■ Source extract ■
The first impression of this Orioles season was the stunned silence from the crowd at Yankee Stadium during player introductions of our dear visiting team. So many new names, they didn’t know who anyone was. Or maybe it was simply apathy. Only Chris Davis’ name and likeness elicited a few boos.
At the same time, first-year manager Brandon Hyde felt a little bit differently, as he stood on the third-base line and started to soak in the reality of the situation. It’s the start of, well, everything new compared to last year’s edition of the Orioles. Most of the players; there were seven new starters, and 11 of the 25 in uniform made their first Opening Day roster. All of the coaches. The general approach to baseball. The expectations. “When they say your name,” during introductions, Hyde said afterward, “that kind of hits you a little bit.”
It was an appropriate welcome to the Orioles’ 2019 baseball season, and came ahead of an expected result: A loss, 7-2, in New York to the talent-laden Yankees, one of this year’s World Series favorites, as usual.
The Baby Birds, meanwhile, at the start of an ambitious rebuild plan under the leadership of a new data-driven front office regime, are the longest of long shots to win the title (it sounds silly even to write that phrase, “win the title”). Odds are as big as 2,000-to-1 at last check of the Las Vegas sports books. A few free-wheeling, or desperate, souls have placed that wild bet.
Back here in reality, here’s three big takeaways from the O’s season-opener:
Say it with us, the theme for 2019! “We’re trying to elevate the talent level of the organization.”
The mantra for this season is not exactly something you’d print and put on the back of a t-shirt for a Little League team, much less a Major League one. But is it the truth. New Orioles general manager Mike Elias said the words once again, during a second-inning appearance in the MASN broadcast booth.
Translation: This year is not about winning. This season is about the next three or four seasons as much as it is 2019.
This can be a hard concept for a fan to accept the day after the first game of a six-month, 162-game schedule. But Elias and the O’s leadership have and will continue to preach patience in their long-term vision for sustained success, of building a strong minor league system, developing players, making a hard run at international scouting, and hitting on draft picks (hopefully high ones).
We still think Adam Jones was worth having around—he hit a home run yesterday, by the way, for Arizona—but “we don’t want to be a one-year wonder,” Elias says (and poof, images of the 2014 Orioles, and Nelson Cruz belting 40 home runs then leaving in free agency that offseason, come to mind). That’s a blueprint that’s worked in his previous stops in Houston and St. Louis, both teams that won World Series championships while he and numbers wizard, O’s assistant GM Sig Mejdal worked there.
Time will tell exactly how hard the games are to watch this season. Given the “talent level of the organization” relative to the rest of pro baseball right now, after the dismantling of last year’s core amid a historically bad year, there might be 100-plus losses again.
Thursday’s start, which included a 428-foot three-run homer in the bottom of the first inning by Luke Voit, one of the cartoonish mammoth Yankees (sunflower seeds, much?), off the bearded Andrew Cashner, was not a great sign. But as best you can manage, keep the long term in mind.

■ Goals ■
**A.** Condense the paragraph beginning "The Baby Birds, meanwhile" from the Orioles season-opener article above into two or three short bullet points that keep its main facts.
**B.** Pick up the Orioles season-opener article after its final sentence and write the next part.

Annotated region listings
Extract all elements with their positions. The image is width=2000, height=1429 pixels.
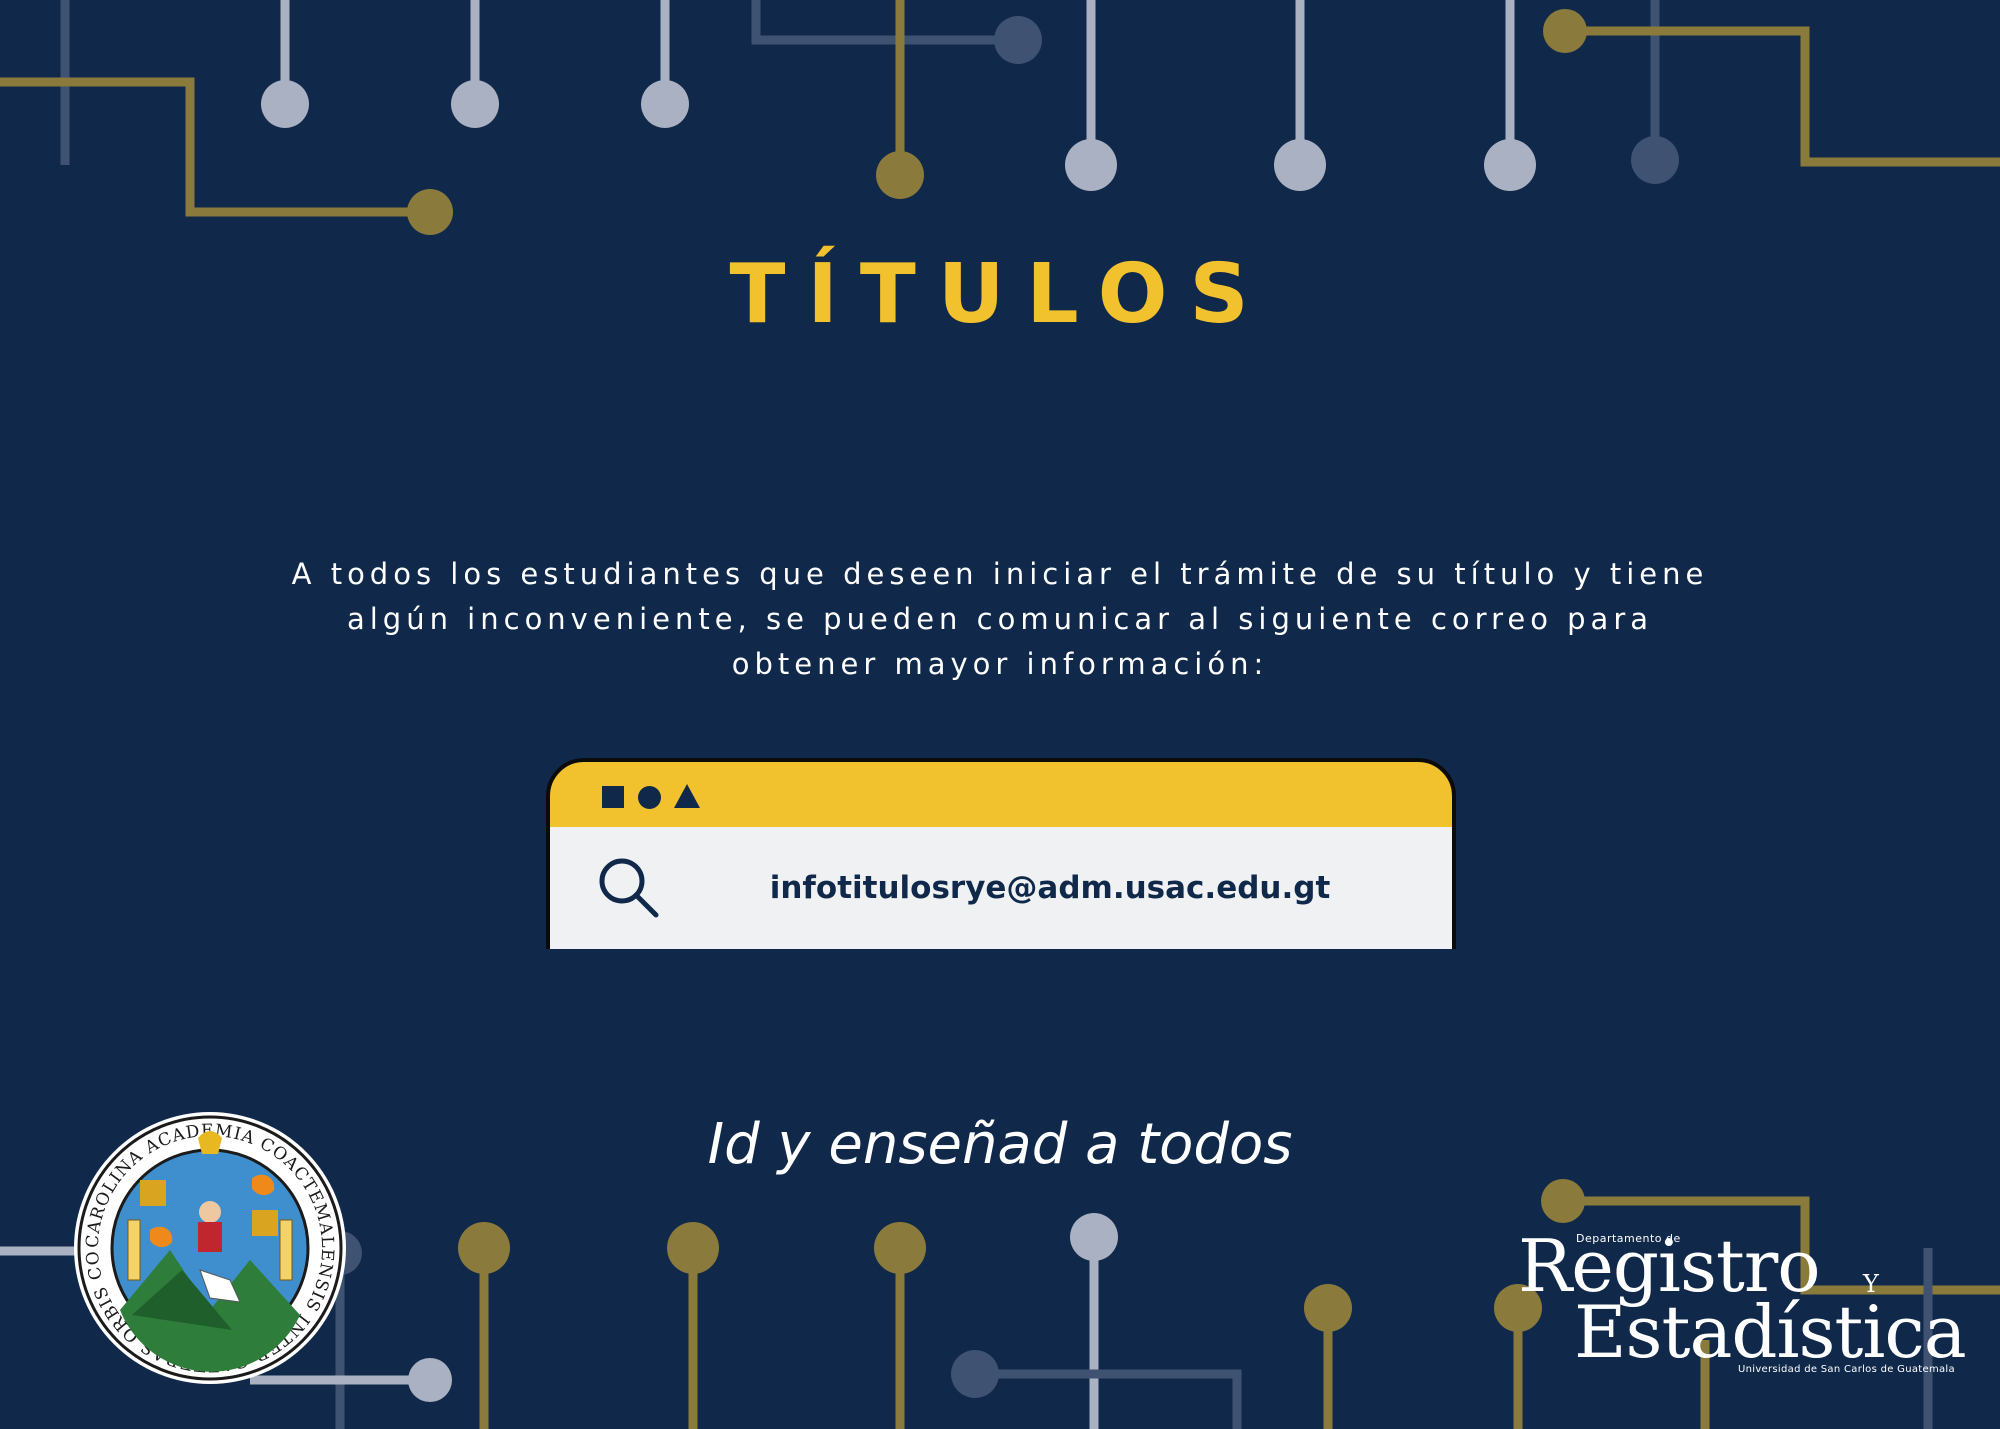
page-title: TÍTULOS <box>729 247 1271 342</box>
triangle-icon <box>674 784 700 808</box>
window-title-bar <box>546 758 1456 831</box>
search-field: infotitulosrye@adm.usac.edu.gt <box>546 827 1456 949</box>
university-seal: CAROLINA ACADEMIA COACTEMALENSIS INTER C… <box>72 1110 346 1384</box>
square-icon <box>602 786 624 808</box>
circle-icon <box>638 786 661 809</box>
dept-logo-estadistica: Estadística <box>1574 1290 1967 1374</box>
dept-logo-university: Universidad de San Carlos de Guatemala <box>1738 1364 1955 1375</box>
email-search-box: infotitulosrye@adm.usac.edu.gt <box>546 758 1456 951</box>
info-paragraph: A todos los estudiantes que deseen inici… <box>291 557 1709 681</box>
search-icon <box>599 858 659 918</box>
circuit-nodes-bottom <box>318 1179 1585 1402</box>
department-logo: Departamento de Registro Y Estadística U… <box>1518 1226 1967 1382</box>
contact-email: infotitulosrye@adm.usac.edu.gt <box>769 870 1331 906</box>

■ Exercise results ■
**A.**
- The Orioles are beginning an ambitious rebuild under a new, data-driven front office.
- They are the longest of long shots to win the title, with odds as big as 2,000-to-1 at the Las Vegas sports books.
- A few bettors have placed that wild bet anyway.

**B.**
The Bright Spots
There were a few.
Trey Mancini, three years removed from being a rookie and now the grizzled veteran of this team, looked like it. In the lineup as designated hitter and batting fourth, he went 3-for-4, scored the Orioles first run and knocked in their second.
Third baseman Rio Ruiz, a 24-year-old, drove home Mancini for that first score in the top of the fourth inning and in the bottom half made a nice defensive play, stopping a line drive.
Shortstop Richie Martin, who last season played 118 games in the minors for the Oakland A’s affiliate in Midland, Texas, and was one of two O’s making his major league debut, helped turn a double play. Reliever David Hess was effective.
The highlight of the day was probably Joey Rickard’s diving catch in right field. Overall, the O’s defense looked pretty good.
Slick Rick@JRickard35#OpeningDay | #Birdland pic.twitter.com/yNL88EVpNE — Baltimore Orioles (@Orioles) March 28, 2019
Chris Davis, um . . .
He picked up where he left off. The strikeouts continue. Three of them. Already.
Davis batted seventh in the O’s order, a move Hyde made for a reason, and was pinch hit for in the ninth inning. “I’m going to try to do everything I can to take pressure off him,” the manager said of the guy with $92 million and four years left on his contract, coming off one of the all-time worst hitting seasons in baseball history. (Right. No pressure.)
Davis’ story is fascinating. One day we’ll really find out how Crush’s stroke and confidence completely unraveled, but for now, he’s a representative part of what might be the real O’s theme for 2019: Hope.
Davis is our primary emotional connection on the current roster to recent glory days. (Remember, Jimmy’s Seafood offered Davis, his children, and grandchildren free crab cakes for life for a reason.) We hope he can find some kind of respectable form to stave off the internet memes and comments that began instantly upon his first strikeout yesterday.
And, for the next six months, we hope the O’s do the best they can, give us some fun and enough reasons to watch, while we believe in the promise of a better future.